● STATED GOAL
Find each line containing the word "text" and report how many there are. Add nothing else.

Begin

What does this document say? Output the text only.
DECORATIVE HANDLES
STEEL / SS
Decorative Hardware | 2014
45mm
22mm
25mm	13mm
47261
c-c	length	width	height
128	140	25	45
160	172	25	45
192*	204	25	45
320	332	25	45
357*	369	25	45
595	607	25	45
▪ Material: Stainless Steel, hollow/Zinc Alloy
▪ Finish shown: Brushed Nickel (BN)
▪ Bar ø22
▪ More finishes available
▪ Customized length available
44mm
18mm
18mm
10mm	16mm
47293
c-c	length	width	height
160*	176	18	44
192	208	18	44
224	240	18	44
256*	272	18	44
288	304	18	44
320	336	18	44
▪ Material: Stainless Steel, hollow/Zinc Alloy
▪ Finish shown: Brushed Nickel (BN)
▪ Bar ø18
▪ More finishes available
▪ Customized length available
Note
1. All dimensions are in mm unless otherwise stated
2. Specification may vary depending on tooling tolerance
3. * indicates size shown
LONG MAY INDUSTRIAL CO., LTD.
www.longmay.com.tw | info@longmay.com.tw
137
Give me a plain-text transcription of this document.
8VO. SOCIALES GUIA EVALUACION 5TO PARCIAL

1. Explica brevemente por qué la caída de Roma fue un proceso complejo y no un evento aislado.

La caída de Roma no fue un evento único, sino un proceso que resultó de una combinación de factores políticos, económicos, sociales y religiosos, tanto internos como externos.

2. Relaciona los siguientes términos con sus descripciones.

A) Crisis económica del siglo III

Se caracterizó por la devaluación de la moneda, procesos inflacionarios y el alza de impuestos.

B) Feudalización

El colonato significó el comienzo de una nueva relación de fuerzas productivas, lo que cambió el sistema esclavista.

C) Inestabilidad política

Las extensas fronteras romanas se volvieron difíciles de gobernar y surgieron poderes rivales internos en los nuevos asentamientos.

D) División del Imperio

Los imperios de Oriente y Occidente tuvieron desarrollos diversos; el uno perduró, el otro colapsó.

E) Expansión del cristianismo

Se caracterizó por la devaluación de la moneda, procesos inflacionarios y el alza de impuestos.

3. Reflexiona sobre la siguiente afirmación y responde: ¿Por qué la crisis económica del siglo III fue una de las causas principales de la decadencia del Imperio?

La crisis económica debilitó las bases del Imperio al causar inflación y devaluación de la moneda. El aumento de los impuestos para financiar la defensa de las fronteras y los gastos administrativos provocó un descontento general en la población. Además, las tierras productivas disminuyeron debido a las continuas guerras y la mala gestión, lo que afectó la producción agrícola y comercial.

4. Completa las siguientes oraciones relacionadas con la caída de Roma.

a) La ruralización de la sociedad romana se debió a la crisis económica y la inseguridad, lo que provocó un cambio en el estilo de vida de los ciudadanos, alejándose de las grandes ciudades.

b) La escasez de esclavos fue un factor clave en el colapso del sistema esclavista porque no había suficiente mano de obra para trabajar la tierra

End

● RESULT OF THE EXERCISE
2